YOUR GOAL
Copy every one of the entries below line for line, keeping each character and the line order unchanged.

SUPPLIED DATA
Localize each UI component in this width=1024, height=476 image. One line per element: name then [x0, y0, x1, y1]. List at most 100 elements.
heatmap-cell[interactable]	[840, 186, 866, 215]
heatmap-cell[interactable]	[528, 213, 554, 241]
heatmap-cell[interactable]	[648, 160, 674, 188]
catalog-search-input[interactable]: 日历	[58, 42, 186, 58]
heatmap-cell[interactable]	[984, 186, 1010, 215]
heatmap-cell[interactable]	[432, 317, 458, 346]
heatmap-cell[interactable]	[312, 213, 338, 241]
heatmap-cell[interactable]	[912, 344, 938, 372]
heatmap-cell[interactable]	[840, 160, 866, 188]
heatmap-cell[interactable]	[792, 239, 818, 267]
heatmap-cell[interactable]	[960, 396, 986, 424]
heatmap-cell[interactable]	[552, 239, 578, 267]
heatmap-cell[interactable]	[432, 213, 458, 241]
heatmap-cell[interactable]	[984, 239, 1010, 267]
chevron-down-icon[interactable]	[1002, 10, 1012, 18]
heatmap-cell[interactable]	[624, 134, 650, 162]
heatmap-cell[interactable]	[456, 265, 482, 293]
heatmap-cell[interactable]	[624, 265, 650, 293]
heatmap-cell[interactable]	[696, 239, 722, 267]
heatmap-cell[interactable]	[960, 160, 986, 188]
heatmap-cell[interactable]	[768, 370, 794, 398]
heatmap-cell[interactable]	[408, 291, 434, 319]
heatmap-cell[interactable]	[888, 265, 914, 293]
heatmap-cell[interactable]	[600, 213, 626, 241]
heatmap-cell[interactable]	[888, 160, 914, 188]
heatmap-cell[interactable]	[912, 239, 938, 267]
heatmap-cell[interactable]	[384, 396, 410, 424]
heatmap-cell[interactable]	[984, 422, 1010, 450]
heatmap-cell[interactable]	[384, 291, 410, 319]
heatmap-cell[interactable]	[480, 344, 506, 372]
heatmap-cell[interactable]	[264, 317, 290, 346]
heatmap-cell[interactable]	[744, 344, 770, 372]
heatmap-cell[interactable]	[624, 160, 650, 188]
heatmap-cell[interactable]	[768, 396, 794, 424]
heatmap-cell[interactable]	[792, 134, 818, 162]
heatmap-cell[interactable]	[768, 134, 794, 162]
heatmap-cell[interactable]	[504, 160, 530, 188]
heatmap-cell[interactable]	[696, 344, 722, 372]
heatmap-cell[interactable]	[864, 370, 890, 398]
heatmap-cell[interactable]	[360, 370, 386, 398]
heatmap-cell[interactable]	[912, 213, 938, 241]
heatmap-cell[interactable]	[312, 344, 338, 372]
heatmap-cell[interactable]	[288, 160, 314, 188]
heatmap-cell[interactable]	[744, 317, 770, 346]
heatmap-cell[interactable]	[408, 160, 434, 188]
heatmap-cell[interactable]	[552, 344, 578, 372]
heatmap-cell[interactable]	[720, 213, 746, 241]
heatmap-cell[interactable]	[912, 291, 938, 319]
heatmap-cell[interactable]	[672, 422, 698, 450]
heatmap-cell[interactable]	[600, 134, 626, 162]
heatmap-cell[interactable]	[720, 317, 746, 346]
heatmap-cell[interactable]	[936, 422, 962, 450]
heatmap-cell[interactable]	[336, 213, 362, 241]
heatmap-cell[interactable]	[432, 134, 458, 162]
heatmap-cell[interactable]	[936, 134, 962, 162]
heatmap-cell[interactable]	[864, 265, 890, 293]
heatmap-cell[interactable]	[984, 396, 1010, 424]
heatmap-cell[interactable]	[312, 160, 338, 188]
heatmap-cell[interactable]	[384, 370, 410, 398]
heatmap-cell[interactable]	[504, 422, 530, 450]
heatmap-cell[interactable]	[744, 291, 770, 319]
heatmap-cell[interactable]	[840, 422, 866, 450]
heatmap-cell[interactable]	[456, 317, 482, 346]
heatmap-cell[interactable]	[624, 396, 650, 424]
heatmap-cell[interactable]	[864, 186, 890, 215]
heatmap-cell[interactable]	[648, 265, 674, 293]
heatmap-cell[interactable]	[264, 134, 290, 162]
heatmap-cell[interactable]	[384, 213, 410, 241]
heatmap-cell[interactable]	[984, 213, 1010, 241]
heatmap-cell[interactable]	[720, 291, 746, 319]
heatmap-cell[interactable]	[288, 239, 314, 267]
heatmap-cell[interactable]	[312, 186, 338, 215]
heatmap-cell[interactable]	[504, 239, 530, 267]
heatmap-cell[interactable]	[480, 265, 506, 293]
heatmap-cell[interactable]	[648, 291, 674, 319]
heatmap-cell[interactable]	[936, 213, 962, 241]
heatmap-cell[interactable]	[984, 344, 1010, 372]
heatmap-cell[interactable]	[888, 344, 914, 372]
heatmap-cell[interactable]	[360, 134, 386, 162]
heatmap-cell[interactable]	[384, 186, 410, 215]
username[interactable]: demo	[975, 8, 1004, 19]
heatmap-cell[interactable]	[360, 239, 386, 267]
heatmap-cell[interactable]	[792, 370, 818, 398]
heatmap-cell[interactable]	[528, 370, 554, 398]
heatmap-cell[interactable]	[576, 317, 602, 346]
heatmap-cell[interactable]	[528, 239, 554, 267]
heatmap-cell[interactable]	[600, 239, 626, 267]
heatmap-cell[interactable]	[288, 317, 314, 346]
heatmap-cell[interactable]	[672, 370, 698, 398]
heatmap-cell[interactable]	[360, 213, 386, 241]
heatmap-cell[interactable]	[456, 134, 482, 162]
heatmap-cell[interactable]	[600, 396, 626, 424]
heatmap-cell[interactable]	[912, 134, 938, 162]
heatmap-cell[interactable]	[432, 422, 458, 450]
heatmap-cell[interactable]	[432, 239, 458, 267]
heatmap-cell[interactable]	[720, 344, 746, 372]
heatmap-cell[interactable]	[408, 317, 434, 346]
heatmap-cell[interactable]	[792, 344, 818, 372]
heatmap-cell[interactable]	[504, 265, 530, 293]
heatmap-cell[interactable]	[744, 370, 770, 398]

WRITTEN RESPONSE
Localize each UI component in this width=1024, height=476 image. One line per element: name then [x0, y0, x1, y1]. List at most 100 elements.
heatmap-cell[interactable]	[840, 186, 866, 215]
heatmap-cell[interactable]	[528, 213, 554, 241]
heatmap-cell[interactable]	[648, 160, 674, 188]
catalog-search-input[interactable]: 日历	[58, 42, 186, 58]
heatmap-cell[interactable]	[984, 186, 1010, 215]
heatmap-cell[interactable]	[432, 317, 458, 346]
heatmap-cell[interactable]	[312, 213, 338, 241]
heatmap-cell[interactable]	[912, 344, 938, 372]
heatmap-cell[interactable]	[840, 160, 866, 188]
heatmap-cell[interactable]	[792, 239, 818, 267]
heatmap-cell[interactable]	[960, 396, 986, 424]
heatmap-cell[interactable]	[552, 239, 578, 267]
heatmap-cell[interactable]	[432, 213, 458, 241]
heatmap-cell[interactable]	[984, 239, 1010, 267]
chevron-down-icon[interactable]	[1002, 10, 1012, 18]
heatmap-cell[interactable]	[624, 134, 650, 162]
heatmap-cell[interactable]	[456, 265, 482, 293]
heatmap-cell[interactable]	[624, 265, 650, 293]
heatmap-cell[interactable]	[696, 239, 722, 267]
heatmap-cell[interactable]	[960, 160, 986, 188]
heatmap-cell[interactable]	[768, 370, 794, 398]
heatmap-cell[interactable]	[408, 291, 434, 319]
heatmap-cell[interactable]	[888, 265, 914, 293]
heatmap-cell[interactable]	[600, 213, 626, 241]
heatmap-cell[interactable]	[888, 160, 914, 188]
heatmap-cell[interactable]	[912, 239, 938, 267]
heatmap-cell[interactable]	[384, 396, 410, 424]
heatmap-cell[interactable]	[984, 422, 1010, 450]
heatmap-cell[interactable]	[384, 291, 410, 319]
heatmap-cell[interactable]	[480, 344, 506, 372]
heatmap-cell[interactable]	[264, 317, 290, 346]
heatmap-cell[interactable]	[744, 344, 770, 372]
heatmap-cell[interactable]	[624, 160, 650, 188]
heatmap-cell[interactable]	[768, 396, 794, 424]
heatmap-cell[interactable]	[792, 134, 818, 162]
heatmap-cell[interactable]	[768, 134, 794, 162]
heatmap-cell[interactable]	[504, 160, 530, 188]
heatmap-cell[interactable]	[696, 344, 722, 372]
heatmap-cell[interactable]	[864, 370, 890, 398]
heatmap-cell[interactable]	[360, 370, 386, 398]
heatmap-cell[interactable]	[912, 213, 938, 241]
heatmap-cell[interactable]	[312, 344, 338, 372]
heatmap-cell[interactable]	[288, 160, 314, 188]
heatmap-cell[interactable]	[744, 317, 770, 346]
heatmap-cell[interactable]	[408, 160, 434, 188]
heatmap-cell[interactable]	[552, 344, 578, 372]
heatmap-cell[interactable]	[720, 213, 746, 241]
heatmap-cell[interactable]	[912, 291, 938, 319]
heatmap-cell[interactable]	[672, 422, 698, 450]
heatmap-cell[interactable]	[600, 134, 626, 162]
heatmap-cell[interactable]	[720, 317, 746, 346]
heatmap-cell[interactable]	[936, 422, 962, 450]
heatmap-cell[interactable]	[336, 213, 362, 241]
heatmap-cell[interactable]	[432, 134, 458, 162]
heatmap-cell[interactable]	[936, 134, 962, 162]
heatmap-cell[interactable]	[864, 265, 890, 293]
heatmap-cell[interactable]	[984, 396, 1010, 424]
heatmap-cell[interactable]	[312, 160, 338, 188]
heatmap-cell[interactable]	[384, 370, 410, 398]
heatmap-cell[interactable]	[504, 422, 530, 450]
heatmap-cell[interactable]	[744, 291, 770, 319]
heatmap-cell[interactable]	[840, 422, 866, 450]
heatmap-cell[interactable]	[456, 317, 482, 346]
heatmap-cell[interactable]	[624, 396, 650, 424]
heatmap-cell[interactable]	[864, 186, 890, 215]
heatmap-cell[interactable]	[648, 265, 674, 293]
heatmap-cell[interactable]	[264, 134, 290, 162]
heatmap-cell[interactable]	[384, 213, 410, 241]
heatmap-cell[interactable]	[984, 213, 1010, 241]
heatmap-cell[interactable]	[720, 291, 746, 319]
heatmap-cell[interactable]	[288, 239, 314, 267]
heatmap-cell[interactable]	[312, 186, 338, 215]
heatmap-cell[interactable]	[504, 239, 530, 267]
heatmap-cell[interactable]	[480, 265, 506, 293]
heatmap-cell[interactable]	[648, 291, 674, 319]
heatmap-cell[interactable]	[936, 213, 962, 241]
heatmap-cell[interactable]	[984, 344, 1010, 372]
heatmap-cell[interactable]	[888, 344, 914, 372]
heatmap-cell[interactable]	[360, 134, 386, 162]
heatmap-cell[interactable]	[384, 186, 410, 215]
username[interactable]: demo	[975, 8, 1004, 19]
heatmap-cell[interactable]	[360, 239, 386, 267]
heatmap-cell[interactable]	[792, 370, 818, 398]
heatmap-cell[interactable]	[528, 370, 554, 398]
heatmap-cell[interactable]	[576, 317, 602, 346]
heatmap-cell[interactable]	[528, 239, 554, 267]
heatmap-cell[interactable]	[600, 239, 626, 267]
heatmap-cell[interactable]	[288, 317, 314, 346]
heatmap-cell[interactable]	[672, 370, 698, 398]
heatmap-cell[interactable]	[360, 213, 386, 241]
heatmap-cell[interactable]	[456, 134, 482, 162]
heatmap-cell[interactable]	[600, 396, 626, 424]
heatmap-cell[interactable]	[912, 134, 938, 162]
heatmap-cell[interactable]	[432, 422, 458, 450]
heatmap-cell[interactable]	[432, 239, 458, 267]
heatmap-cell[interactable]	[720, 344, 746, 372]
heatmap-cell[interactable]	[408, 317, 434, 346]
heatmap-cell[interactable]	[792, 344, 818, 372]
heatmap-cell[interactable]	[504, 265, 530, 293]
heatmap-cell[interactable]	[744, 370, 770, 398]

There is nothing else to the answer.